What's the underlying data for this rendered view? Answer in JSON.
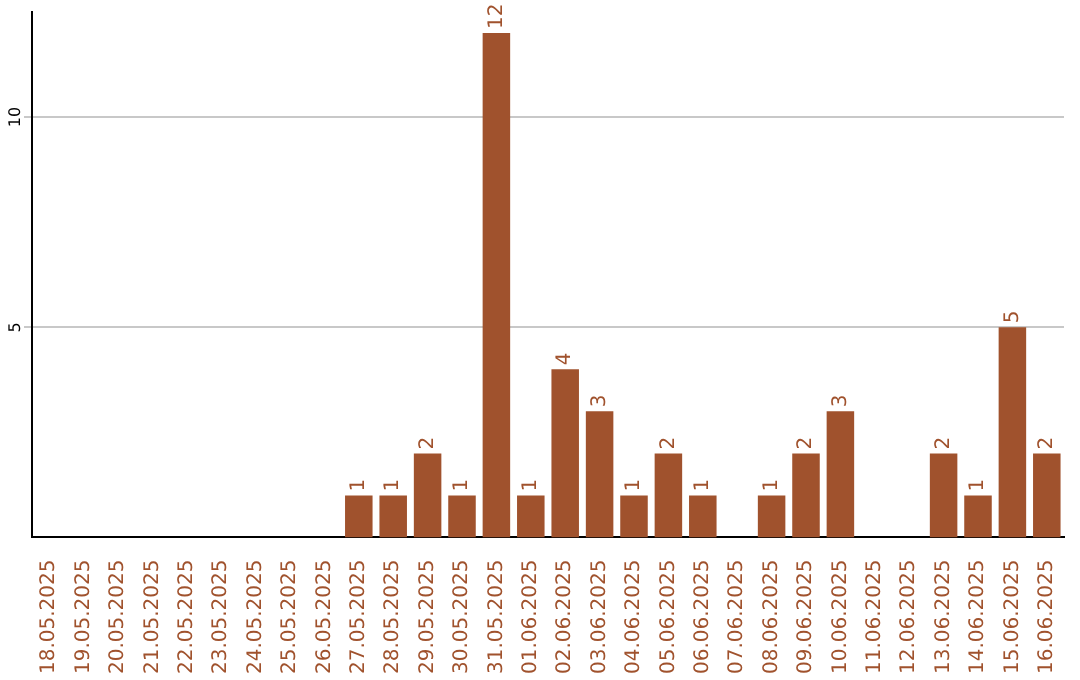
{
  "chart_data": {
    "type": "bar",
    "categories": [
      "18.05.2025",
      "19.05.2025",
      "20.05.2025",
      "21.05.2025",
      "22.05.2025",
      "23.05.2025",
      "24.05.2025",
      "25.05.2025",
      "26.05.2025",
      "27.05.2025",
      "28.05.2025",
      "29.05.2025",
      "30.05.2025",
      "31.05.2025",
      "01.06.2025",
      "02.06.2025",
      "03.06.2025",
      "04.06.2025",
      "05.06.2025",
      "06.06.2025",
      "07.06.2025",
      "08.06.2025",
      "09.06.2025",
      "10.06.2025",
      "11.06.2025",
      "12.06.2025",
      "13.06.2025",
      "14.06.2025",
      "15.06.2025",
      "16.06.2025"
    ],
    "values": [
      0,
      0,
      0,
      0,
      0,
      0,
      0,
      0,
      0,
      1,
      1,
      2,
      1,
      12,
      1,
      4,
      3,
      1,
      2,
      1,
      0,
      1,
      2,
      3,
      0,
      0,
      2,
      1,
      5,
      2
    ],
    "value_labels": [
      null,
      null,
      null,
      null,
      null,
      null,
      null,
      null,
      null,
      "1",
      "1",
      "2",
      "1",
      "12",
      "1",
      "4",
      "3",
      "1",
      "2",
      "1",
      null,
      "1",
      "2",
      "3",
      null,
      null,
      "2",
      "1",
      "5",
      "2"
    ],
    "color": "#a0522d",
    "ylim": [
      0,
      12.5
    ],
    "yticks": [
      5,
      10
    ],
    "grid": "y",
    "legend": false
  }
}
•••••
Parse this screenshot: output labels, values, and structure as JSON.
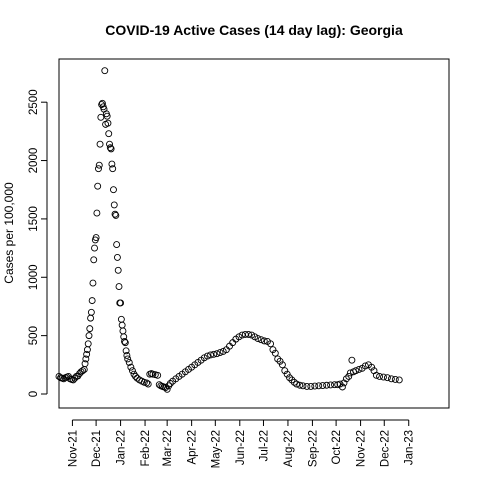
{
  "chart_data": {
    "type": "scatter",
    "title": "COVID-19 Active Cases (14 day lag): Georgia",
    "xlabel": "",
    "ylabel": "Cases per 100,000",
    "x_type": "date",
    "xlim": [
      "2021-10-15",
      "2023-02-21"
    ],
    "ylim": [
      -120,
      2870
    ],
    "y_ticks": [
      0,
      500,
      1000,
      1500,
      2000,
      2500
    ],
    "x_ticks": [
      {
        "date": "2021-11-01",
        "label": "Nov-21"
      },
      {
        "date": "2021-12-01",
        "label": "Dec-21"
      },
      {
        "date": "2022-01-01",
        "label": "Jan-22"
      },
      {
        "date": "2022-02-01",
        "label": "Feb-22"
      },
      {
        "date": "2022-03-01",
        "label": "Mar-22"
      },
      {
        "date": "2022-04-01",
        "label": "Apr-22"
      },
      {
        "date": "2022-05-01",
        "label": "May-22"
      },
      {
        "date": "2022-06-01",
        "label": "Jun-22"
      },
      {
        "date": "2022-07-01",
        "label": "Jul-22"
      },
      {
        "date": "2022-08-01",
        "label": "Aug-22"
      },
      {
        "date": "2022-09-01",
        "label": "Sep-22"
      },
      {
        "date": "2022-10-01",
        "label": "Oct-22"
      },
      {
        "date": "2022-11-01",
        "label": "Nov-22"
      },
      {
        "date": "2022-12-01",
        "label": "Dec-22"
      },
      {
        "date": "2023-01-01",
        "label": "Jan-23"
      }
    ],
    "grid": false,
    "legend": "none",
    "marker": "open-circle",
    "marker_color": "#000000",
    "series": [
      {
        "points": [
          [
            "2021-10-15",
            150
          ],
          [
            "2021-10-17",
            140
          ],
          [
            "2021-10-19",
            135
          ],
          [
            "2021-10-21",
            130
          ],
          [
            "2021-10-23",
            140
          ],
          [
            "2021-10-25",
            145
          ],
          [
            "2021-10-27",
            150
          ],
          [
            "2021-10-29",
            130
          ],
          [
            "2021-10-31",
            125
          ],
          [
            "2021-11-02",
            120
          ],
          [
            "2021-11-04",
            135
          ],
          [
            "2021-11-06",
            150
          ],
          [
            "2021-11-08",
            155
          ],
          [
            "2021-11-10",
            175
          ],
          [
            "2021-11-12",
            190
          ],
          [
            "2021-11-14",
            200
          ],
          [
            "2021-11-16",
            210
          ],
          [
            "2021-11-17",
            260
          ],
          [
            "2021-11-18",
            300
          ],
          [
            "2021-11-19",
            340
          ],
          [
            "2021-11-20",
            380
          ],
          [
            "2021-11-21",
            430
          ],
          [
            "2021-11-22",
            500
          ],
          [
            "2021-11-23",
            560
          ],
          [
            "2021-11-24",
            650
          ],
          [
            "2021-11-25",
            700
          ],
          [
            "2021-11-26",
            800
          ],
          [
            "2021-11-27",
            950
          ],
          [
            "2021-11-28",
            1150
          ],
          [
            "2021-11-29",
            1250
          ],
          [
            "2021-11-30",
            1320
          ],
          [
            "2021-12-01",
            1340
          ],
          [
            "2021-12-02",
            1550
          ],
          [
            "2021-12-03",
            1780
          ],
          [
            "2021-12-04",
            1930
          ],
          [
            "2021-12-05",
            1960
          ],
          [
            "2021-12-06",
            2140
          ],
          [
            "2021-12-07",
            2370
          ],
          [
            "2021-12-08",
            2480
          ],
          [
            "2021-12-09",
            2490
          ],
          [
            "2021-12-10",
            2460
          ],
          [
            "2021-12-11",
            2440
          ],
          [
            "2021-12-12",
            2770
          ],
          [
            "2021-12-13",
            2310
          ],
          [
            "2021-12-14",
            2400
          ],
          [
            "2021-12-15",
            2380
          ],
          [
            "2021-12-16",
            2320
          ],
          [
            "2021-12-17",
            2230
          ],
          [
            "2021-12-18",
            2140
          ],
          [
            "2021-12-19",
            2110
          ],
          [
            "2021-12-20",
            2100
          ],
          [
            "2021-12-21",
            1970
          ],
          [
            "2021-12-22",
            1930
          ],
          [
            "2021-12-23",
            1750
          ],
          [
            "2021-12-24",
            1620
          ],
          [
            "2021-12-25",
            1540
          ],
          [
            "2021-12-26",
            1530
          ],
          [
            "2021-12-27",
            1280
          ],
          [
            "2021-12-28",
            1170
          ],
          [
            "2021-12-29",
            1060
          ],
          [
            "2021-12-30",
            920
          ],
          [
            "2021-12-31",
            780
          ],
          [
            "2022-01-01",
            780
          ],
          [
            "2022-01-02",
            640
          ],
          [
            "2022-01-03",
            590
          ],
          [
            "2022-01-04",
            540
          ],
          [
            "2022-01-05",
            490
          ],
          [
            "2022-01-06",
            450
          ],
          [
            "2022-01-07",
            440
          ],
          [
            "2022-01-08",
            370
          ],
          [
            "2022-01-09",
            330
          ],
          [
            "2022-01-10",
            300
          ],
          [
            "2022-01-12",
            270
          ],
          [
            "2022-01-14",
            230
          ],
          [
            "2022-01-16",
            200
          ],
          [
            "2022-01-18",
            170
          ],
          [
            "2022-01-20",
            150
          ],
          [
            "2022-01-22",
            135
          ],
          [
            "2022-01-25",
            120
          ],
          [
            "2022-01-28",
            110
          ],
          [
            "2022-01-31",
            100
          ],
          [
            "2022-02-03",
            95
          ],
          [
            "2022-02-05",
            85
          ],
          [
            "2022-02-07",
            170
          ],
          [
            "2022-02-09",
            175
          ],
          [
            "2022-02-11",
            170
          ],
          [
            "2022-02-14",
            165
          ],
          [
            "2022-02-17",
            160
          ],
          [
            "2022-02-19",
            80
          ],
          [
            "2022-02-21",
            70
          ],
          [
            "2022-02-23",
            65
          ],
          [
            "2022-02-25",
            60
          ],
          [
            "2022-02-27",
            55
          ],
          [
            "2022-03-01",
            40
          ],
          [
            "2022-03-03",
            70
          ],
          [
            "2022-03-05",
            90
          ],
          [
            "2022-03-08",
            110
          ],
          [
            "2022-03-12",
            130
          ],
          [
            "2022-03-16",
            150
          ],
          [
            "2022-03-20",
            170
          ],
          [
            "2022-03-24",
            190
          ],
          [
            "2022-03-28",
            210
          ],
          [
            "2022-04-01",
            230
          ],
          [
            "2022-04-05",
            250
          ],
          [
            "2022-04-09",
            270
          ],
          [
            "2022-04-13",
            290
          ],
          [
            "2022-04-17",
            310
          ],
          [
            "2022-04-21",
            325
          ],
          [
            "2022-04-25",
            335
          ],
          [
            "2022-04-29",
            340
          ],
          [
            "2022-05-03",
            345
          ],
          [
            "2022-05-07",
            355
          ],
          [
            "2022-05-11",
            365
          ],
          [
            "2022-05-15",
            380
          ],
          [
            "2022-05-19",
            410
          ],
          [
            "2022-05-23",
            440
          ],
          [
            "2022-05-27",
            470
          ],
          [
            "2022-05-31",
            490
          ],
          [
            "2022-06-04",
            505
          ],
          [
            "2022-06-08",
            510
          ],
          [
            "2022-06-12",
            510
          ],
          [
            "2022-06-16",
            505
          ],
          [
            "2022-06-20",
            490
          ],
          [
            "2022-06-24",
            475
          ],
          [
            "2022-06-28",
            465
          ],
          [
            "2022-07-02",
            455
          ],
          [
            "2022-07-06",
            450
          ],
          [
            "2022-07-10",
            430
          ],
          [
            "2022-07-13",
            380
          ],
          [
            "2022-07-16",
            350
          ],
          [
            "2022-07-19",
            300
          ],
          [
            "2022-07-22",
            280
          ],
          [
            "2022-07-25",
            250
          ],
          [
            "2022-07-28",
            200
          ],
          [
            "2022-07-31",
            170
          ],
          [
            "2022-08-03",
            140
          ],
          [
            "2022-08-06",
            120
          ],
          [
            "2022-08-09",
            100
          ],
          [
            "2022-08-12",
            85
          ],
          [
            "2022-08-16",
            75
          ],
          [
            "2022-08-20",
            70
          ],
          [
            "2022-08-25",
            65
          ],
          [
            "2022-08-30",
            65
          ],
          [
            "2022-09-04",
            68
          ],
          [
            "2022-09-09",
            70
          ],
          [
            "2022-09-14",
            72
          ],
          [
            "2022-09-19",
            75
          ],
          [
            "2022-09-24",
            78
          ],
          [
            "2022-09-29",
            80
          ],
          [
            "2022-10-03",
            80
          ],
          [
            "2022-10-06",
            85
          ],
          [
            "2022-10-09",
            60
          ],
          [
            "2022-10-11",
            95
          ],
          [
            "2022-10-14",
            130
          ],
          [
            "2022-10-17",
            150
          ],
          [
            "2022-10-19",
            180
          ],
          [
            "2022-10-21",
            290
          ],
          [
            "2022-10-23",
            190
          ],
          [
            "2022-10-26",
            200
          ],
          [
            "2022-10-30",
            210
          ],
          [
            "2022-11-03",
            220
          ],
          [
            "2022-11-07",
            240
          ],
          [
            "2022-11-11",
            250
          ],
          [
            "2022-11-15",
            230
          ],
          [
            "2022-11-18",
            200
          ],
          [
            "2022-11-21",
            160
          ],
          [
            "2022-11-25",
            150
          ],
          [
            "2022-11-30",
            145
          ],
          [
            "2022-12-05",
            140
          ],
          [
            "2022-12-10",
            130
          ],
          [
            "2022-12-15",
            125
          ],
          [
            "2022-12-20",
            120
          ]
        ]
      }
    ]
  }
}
•••••
[AIM OF THE EXERCISE]: Find every line in the records above that holds the word "Cases", and copy each one.

[WRITTEN SOLUTION]:
    "title": "COVID-19 Active Cases (14 day lag): Georgia",
    "ylabel": "Cases per 100,000",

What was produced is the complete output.